[Begin Given records]

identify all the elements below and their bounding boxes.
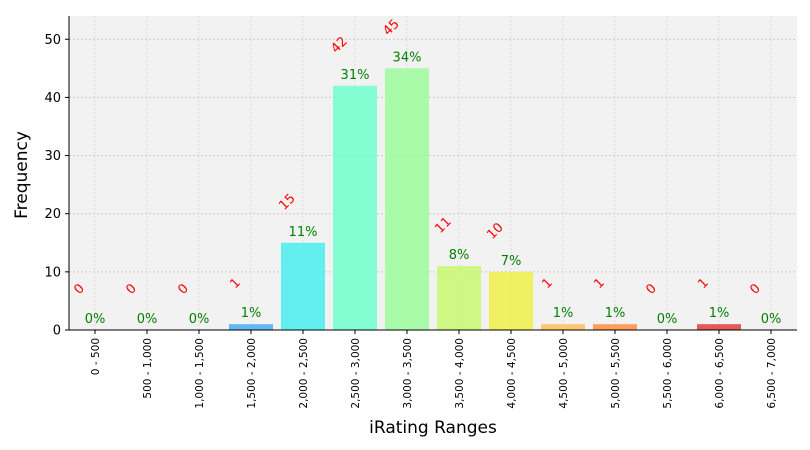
y-axis-title: Frequency — [12, 131, 32, 219]
percent-label: 0% — [85, 312, 106, 327]
bar — [697, 324, 741, 330]
x-tick-label: 2,000 - 2,500 — [298, 338, 310, 409]
y-tick-label: 0 — [53, 324, 61, 339]
bar — [229, 324, 273, 330]
y-tick-label: 30 — [44, 149, 61, 164]
plot-background — [69, 16, 797, 330]
percent-label: 0% — [761, 312, 782, 327]
bars — [229, 68, 741, 331]
percent-label: 34% — [393, 50, 422, 65]
bar — [437, 266, 481, 330]
bar — [385, 68, 429, 330]
x-tick-label: 5,000 - 5,500 — [610, 338, 622, 409]
bar — [489, 271, 533, 330]
percent-label: 1% — [709, 306, 730, 321]
y-tick-label: 50 — [44, 33, 61, 48]
bar — [281, 242, 325, 330]
x-tick-label: 4,000 - 4,500 — [506, 338, 518, 409]
percent-label: 11% — [289, 225, 318, 240]
x-tick-label: 6,500 - 7,000 — [766, 338, 778, 409]
y-tick-label: 40 — [44, 91, 61, 106]
percent-label: 7% — [501, 254, 522, 269]
percent-label: 8% — [449, 248, 470, 263]
x-tick-label: 1,500 - 2,000 — [246, 338, 258, 409]
y-tick-label: 10 — [44, 265, 61, 280]
percent-label: 31% — [341, 68, 370, 83]
percent-label: 0% — [137, 312, 158, 327]
percent-label: 1% — [605, 306, 626, 321]
x-tick-label: 3,000 - 3,500 — [402, 338, 414, 409]
bar — [333, 85, 377, 331]
x-tick-label: 1,000 - 1,500 — [194, 338, 206, 409]
percent-label: 0% — [657, 312, 678, 327]
percent-label: 1% — [553, 306, 574, 321]
x-axis-title: iRating Ranges — [369, 418, 497, 438]
x-tick-label: 2,500 - 3,000 — [350, 338, 362, 409]
x-tick-label: 5,500 - 6,000 — [662, 338, 674, 409]
x-tick-label: 3,500 - 4,000 — [454, 338, 466, 409]
x-tick-label: 4,500 - 5,000 — [558, 338, 570, 409]
x-axis-ticks: 0 - 500 500 - 1,000 1,000 - 1,500 1,500 - 2… — [90, 330, 778, 409]
y-axis-ticks: 0 10 20 30 40 50 — [44, 33, 69, 339]
percent-label: 0% — [189, 312, 210, 327]
y-tick-label: 20 — [44, 207, 61, 222]
bar — [541, 324, 585, 330]
x-tick-label: 6,000 - 6,500 — [714, 338, 726, 409]
bar — [593, 324, 637, 330]
x-tick-label: 0 - 500 — [90, 338, 102, 375]
percent-label: 1% — [241, 306, 262, 321]
x-tick-label: 500 - 1,000 — [142, 338, 154, 399]
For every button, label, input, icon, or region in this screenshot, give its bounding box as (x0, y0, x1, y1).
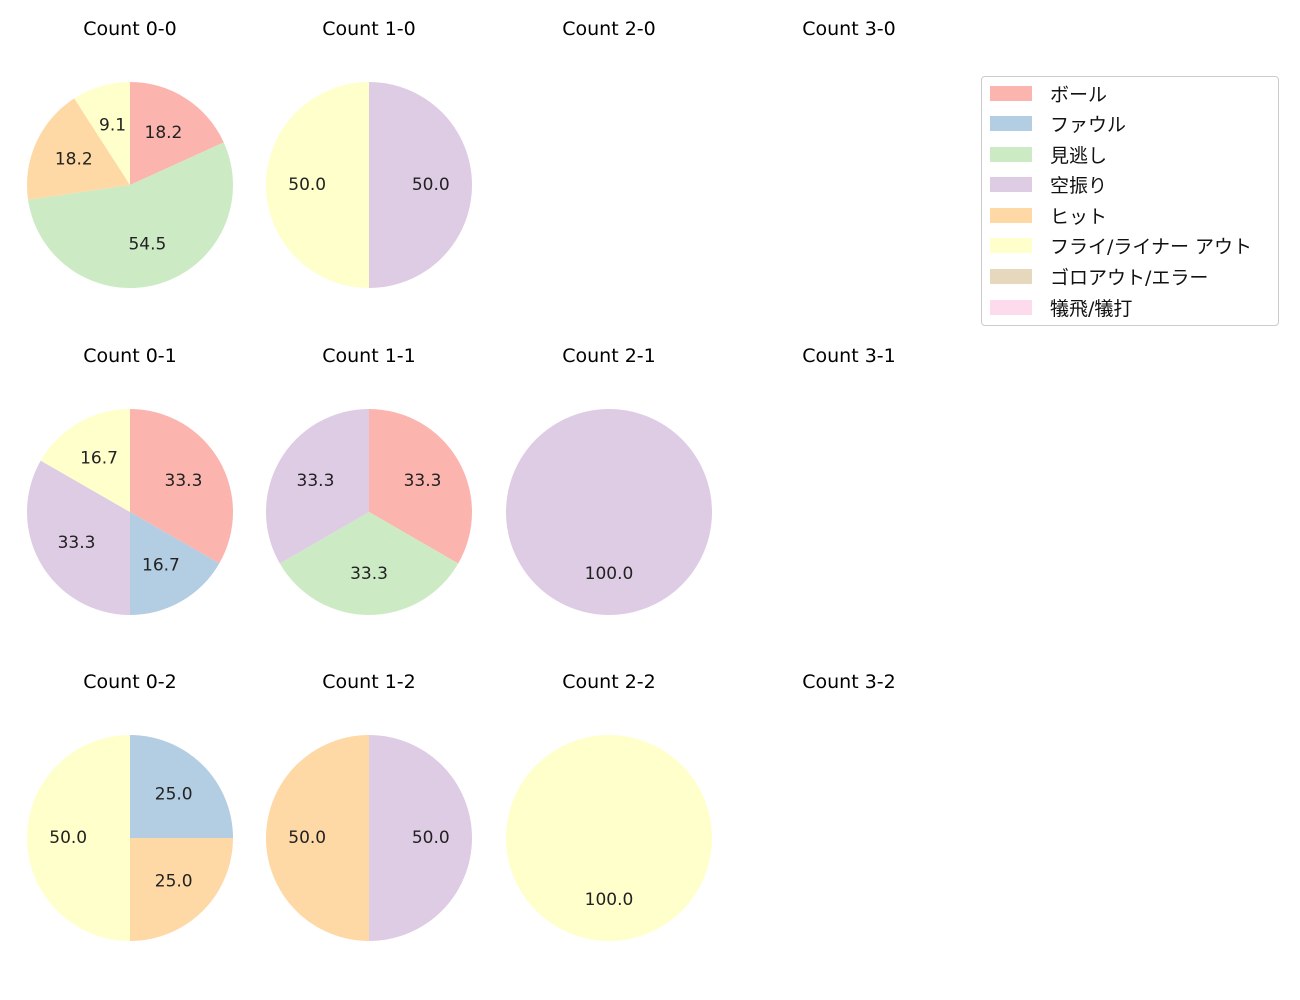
slice-label: 25.0 (155, 784, 193, 804)
legend-swatch (990, 176, 1032, 192)
pie-slice (130, 735, 233, 838)
pie-slice (506, 735, 712, 941)
slice-label: 33.3 (404, 471, 442, 491)
legend-swatch (990, 237, 1032, 253)
slice-label: 16.7 (142, 555, 180, 575)
pie-title: Count 2-1 (562, 345, 656, 367)
pie-count-3-2: Count 3-2 (802, 671, 896, 693)
legend-label: ヒット (1050, 205, 1108, 228)
pie-title: Count 1-1 (322, 345, 416, 367)
legend-item: ヒット (990, 203, 1108, 228)
legend-item: 空振り (990, 172, 1108, 197)
pie-slice (130, 838, 233, 941)
pie-slice (130, 512, 220, 615)
legend-swatch (990, 146, 1032, 162)
slice-label: 50.0 (49, 828, 87, 848)
slice-label: 16.7 (80, 449, 118, 469)
pie-title: Count 2-2 (562, 671, 656, 693)
legend-swatch (990, 268, 1032, 284)
legend: ボール ファウル 見逃し 空振り ヒット フライ/ライナー アウト ゴロアウト/… (981, 76, 1279, 326)
pie-count-2-2: Count 2-2 100.0 (506, 671, 712, 941)
slice-label: 50.0 (412, 828, 450, 848)
slice-label: 54.5 (128, 234, 166, 254)
pie-count-3-0: Count 3-0 (802, 18, 896, 40)
legend-label: ファウル (1050, 113, 1127, 136)
pie-slice (369, 82, 472, 288)
slice-label: 100.0 (585, 890, 634, 910)
legend-item: 見逃し (990, 142, 1108, 167)
legend-item: 犠飛/犠打 (990, 295, 1133, 320)
legend-swatch (990, 115, 1032, 131)
pie-title: Count 0-2 (83, 671, 177, 693)
pie-slice (27, 735, 130, 941)
legend-item: ボール (990, 81, 1108, 106)
legend-label: 空振り (1050, 174, 1108, 197)
slice-label: 100.0 (585, 564, 634, 584)
slice-label: 33.3 (350, 564, 388, 584)
pie-slice (369, 735, 472, 941)
legend-swatch (990, 207, 1032, 223)
legend-swatch (990, 299, 1032, 315)
slice-label: 18.2 (55, 149, 93, 169)
pie-count-3-1: Count 3-1 (802, 345, 896, 367)
pie-slice (369, 409, 472, 564)
pie-count-1-2: Count 1-2 50.0 50.0 (266, 671, 472, 941)
pie-slice (130, 82, 224, 185)
pie-count-0-1: Count 0-1 33.3 16.7 33.3 16.7 (26, 345, 234, 615)
pie-title: Count 1-0 (322, 18, 416, 40)
slice-label: 50.0 (288, 828, 326, 848)
pie-title: Count 0-0 (83, 18, 177, 40)
pie-slice (266, 409, 369, 564)
slice-label: 50.0 (412, 175, 450, 195)
legend-item: ファウル (990, 111, 1127, 136)
pie-count-0-0: Count 0-0 18.2 54.5 18.2 9.1 (27, 18, 234, 289)
pie-slice (130, 409, 234, 564)
slice-label: 33.3 (297, 471, 335, 491)
pie-count-1-1: Count 1-1 33.3 33.3 33.3 (266, 345, 472, 615)
pie-count-2-0: Count 2-0 (562, 18, 656, 40)
legend-swatch (990, 85, 1032, 101)
pie-slice (266, 82, 369, 288)
legend-label: ゴロアウト/エラー (1050, 266, 1209, 289)
pie-title: Count 3-1 (802, 345, 896, 367)
slice-label: 33.3 (165, 471, 203, 491)
pie-slice (74, 82, 130, 185)
pie-title: Count 3-0 (802, 18, 896, 40)
pie-count-2-1: Count 2-1 100.0 (506, 345, 712, 615)
slice-label: 25.0 (155, 872, 193, 892)
legend-item: フライ/ライナー アウト (990, 233, 1253, 258)
pie-slice (40, 409, 130, 512)
pie-title: Count 2-0 (562, 18, 656, 40)
slice-label: 18.2 (145, 123, 183, 143)
pie-slice (28, 142, 234, 289)
pie-slice (26, 460, 130, 615)
legend-label: 犠飛/犠打 (1050, 297, 1133, 320)
pie-count-1-0: Count 1-0 50.0 50.0 (266, 18, 472, 288)
legend-label: フライ/ライナー アウト (1050, 235, 1253, 258)
slice-label: 9.1 (99, 116, 126, 136)
slice-label: 33.3 (58, 533, 96, 553)
pie-title: Count 3-2 (802, 671, 896, 693)
pie-title: Count 0-1 (83, 345, 177, 367)
pie-slice (266, 735, 369, 941)
pie-title: Count 1-2 (322, 671, 416, 693)
legend-item: ゴロアウト/エラー (990, 264, 1209, 289)
pie-slice (27, 98, 131, 200)
legend-label: ボール (1050, 83, 1108, 106)
slice-label: 50.0 (288, 175, 326, 195)
pie-count-0-2: Count 0-2 25.0 25.0 50.0 (27, 671, 233, 941)
legend-label: 見逃し (1050, 144, 1108, 167)
pie-slice (506, 409, 712, 615)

[End Given records]

__Prompt__: Please print every one of the records above word for word, leaving out the pictures.

__Response to this exercise__:
identify all the elements below and their bounding boxes.
y-axis-title: Frequency — [12, 131, 32, 219]
percent-label: 0% — [85, 312, 106, 327]
bar — [697, 324, 741, 330]
x-tick-label: 2,000 - 2,500 — [298, 338, 310, 409]
y-tick-label: 0 — [53, 324, 61, 339]
bar — [229, 324, 273, 330]
y-tick-label: 30 — [44, 149, 61, 164]
plot-background — [69, 16, 797, 330]
percent-label: 0% — [761, 312, 782, 327]
bars — [229, 68, 741, 331]
percent-label: 34% — [393, 50, 422, 65]
bar — [437, 266, 481, 330]
bar — [385, 68, 429, 330]
x-tick-label: 5,000 - 5,500 — [610, 338, 622, 409]
bar — [489, 271, 533, 330]
percent-label: 1% — [709, 306, 730, 321]
y-tick-label: 50 — [44, 33, 61, 48]
bar — [281, 242, 325, 330]
x-tick-label: 4,000 - 4,500 — [506, 338, 518, 409]
percent-label: 11% — [289, 225, 318, 240]
x-tick-label: 6,500 - 7,000 — [766, 338, 778, 409]
y-tick-label: 40 — [44, 91, 61, 106]
percent-label: 7% — [501, 254, 522, 269]
percent-label: 8% — [449, 248, 470, 263]
x-tick-label: 1,500 - 2,000 — [246, 338, 258, 409]
y-tick-label: 10 — [44, 265, 61, 280]
percent-label: 31% — [341, 68, 370, 83]
percent-label: 0% — [137, 312, 158, 327]
percent-label: 1% — [605, 306, 626, 321]
x-tick-label: 3,000 - 3,500 — [402, 338, 414, 409]
bar — [333, 85, 377, 331]
x-tick-label: 1,000 - 1,500 — [194, 338, 206, 409]
percent-label: 0% — [657, 312, 678, 327]
percent-label: 1% — [553, 306, 574, 321]
x-axis-title: iRating Ranges — [369, 418, 497, 438]
x-tick-label: 2,500 - 3,000 — [350, 338, 362, 409]
x-tick-label: 5,500 - 6,000 — [662, 338, 674, 409]
x-tick-label: 3,500 - 4,000 — [454, 338, 466, 409]
x-tick-label: 4,500 - 5,000 — [558, 338, 570, 409]
x-axis-ticks: 0 - 500 500 - 1,000 1,000 - 1,500 1,500 - 2… — [90, 330, 778, 409]
y-axis-ticks: 0 10 20 30 40 50 — [44, 33, 69, 339]
percent-label: 0% — [189, 312, 210, 327]
y-tick-label: 20 — [44, 207, 61, 222]
bar — [541, 324, 585, 330]
x-tick-label: 6,000 - 6,500 — [714, 338, 726, 409]
bar — [593, 324, 637, 330]
x-tick-label: 0 - 500 — [90, 338, 102, 375]
percent-label: 1% — [241, 306, 262, 321]
x-tick-label: 500 - 1,000 — [142, 338, 154, 399]
For every button, label, input, icon, or region in this screenshot, give its bounding box as (x0, y0, x1, y1).
slice-label: 25.0 (155, 784, 193, 804)
legend-swatch (990, 176, 1032, 192)
pie-slice (130, 735, 233, 838)
pie-slice (506, 735, 712, 941)
slice-label: 33.3 (404, 471, 442, 491)
legend-swatch (990, 237, 1032, 253)
slice-label: 16.7 (142, 555, 180, 575)
pie-title: Count 2-1 (562, 345, 656, 367)
pie-count-3-2: Count 3-2 (802, 671, 896, 693)
legend-label: ヒット (1050, 205, 1108, 228)
pie-title: Count 1-1 (322, 345, 416, 367)
legend-item: ヒット (990, 203, 1108, 228)
legend-item: 空振り (990, 172, 1108, 197)
pie-slice (130, 838, 233, 941)
pie-slice (130, 512, 220, 615)
legend-swatch (990, 146, 1032, 162)
slice-label: 50.0 (49, 828, 87, 848)
slice-label: 16.7 (80, 449, 118, 469)
pie-title: Count 2-2 (562, 671, 656, 693)
legend-swatch (990, 268, 1032, 284)
legend: ボール ファウル 見逃し 空振り ヒット フライ/ライナー アウト ゴロアウト/… (981, 76, 1279, 326)
pie-count-2-2: Count 2-2 100.0 (506, 671, 712, 941)
slice-label: 50.0 (412, 828, 450, 848)
slice-label: 54.5 (128, 234, 166, 254)
pie-count-3-0: Count 3-0 (802, 18, 896, 40)
legend-label: ファウル (1050, 113, 1127, 136)
pie-slice (369, 82, 472, 288)
slice-label: 100.0 (585, 890, 634, 910)
legend-item: 見逃し (990, 142, 1108, 167)
legend-item: 犠飛/犠打 (990, 295, 1133, 320)
legend-swatch (990, 115, 1032, 131)
pie-title: Count 0-2 (83, 671, 177, 693)
pie-slice (27, 735, 130, 941)
legend-item: ボール (990, 81, 1108, 106)
legend-label: 空振り (1050, 174, 1108, 197)
slice-label: 100.0 (585, 564, 634, 584)
slice-label: 33.3 (350, 564, 388, 584)
pie-slice (369, 735, 472, 941)
legend-swatch (990, 207, 1032, 223)
legend-swatch (990, 299, 1032, 315)
slice-label: 18.2 (55, 149, 93, 169)
pie-count-3-1: Count 3-1 (802, 345, 896, 367)
pie-slice (369, 409, 472, 564)
pie-count-1-2: Count 1-2 50.0 50.0 (266, 671, 472, 941)
pie-slice (130, 82, 224, 185)
pie-count-0-1: Count 0-1 33.3 16.7 33.3 16.7 (26, 345, 234, 615)
pie-title: Count 1-0 (322, 18, 416, 40)
slice-label: 50.0 (288, 828, 326, 848)
pie-title: Count 0-0 (83, 18, 177, 40)
pie-slice (266, 409, 369, 564)
slice-label: 50.0 (412, 175, 450, 195)
legend-item: ファウル (990, 111, 1127, 136)
pie-count-0-0: Count 0-0 18.2 54.5 18.2 9.1 (27, 18, 234, 289)
pie-slice (130, 409, 234, 564)
slice-label: 33.3 (297, 471, 335, 491)
pie-count-1-1: Count 1-1 33.3 33.3 33.3 (266, 345, 472, 615)
pie-count-2-0: Count 2-0 (562, 18, 656, 40)
legend-swatch (990, 85, 1032, 101)
pie-slice (266, 82, 369, 288)
legend-label: ゴロアウト/エラー (1050, 266, 1209, 289)
pie-title: Count 3-1 (802, 345, 896, 367)
slice-label: 33.3 (165, 471, 203, 491)
pie-slice (74, 82, 130, 185)
pie-title: Count 3-0 (802, 18, 896, 40)
pie-count-2-1: Count 2-1 100.0 (506, 345, 712, 615)
slice-label: 25.0 (155, 872, 193, 892)
legend-item: フライ/ライナー アウト (990, 233, 1253, 258)
pie-slice (40, 409, 130, 512)
pie-title: Count 2-0 (562, 18, 656, 40)
slice-label: 18.2 (145, 123, 183, 143)
pie-slice (28, 142, 234, 289)
pie-slice (26, 460, 130, 615)
legend-label: 犠飛/犠打 (1050, 297, 1133, 320)
pie-count-1-0: Count 1-0 50.0 50.0 (266, 18, 472, 288)
legend-label: フライ/ライナー アウト (1050, 235, 1253, 258)
slice-label: 9.1 (99, 116, 126, 136)
slice-label: 33.3 (58, 533, 96, 553)
pie-title: Count 3-2 (802, 671, 896, 693)
pie-title: Count 0-1 (83, 345, 177, 367)
pie-slice (266, 735, 369, 941)
pie-title: Count 1-2 (322, 671, 416, 693)
legend-item: ゴロアウト/エラー (990, 264, 1209, 289)
pie-slice (27, 98, 131, 200)
legend-label: ボール (1050, 83, 1108, 106)
slice-label: 50.0 (288, 175, 326, 195)
pie-count-0-2: Count 0-2 25.0 25.0 50.0 (27, 671, 233, 941)
legend-label: 見逃し (1050, 144, 1108, 167)
pie-slice (506, 409, 712, 615)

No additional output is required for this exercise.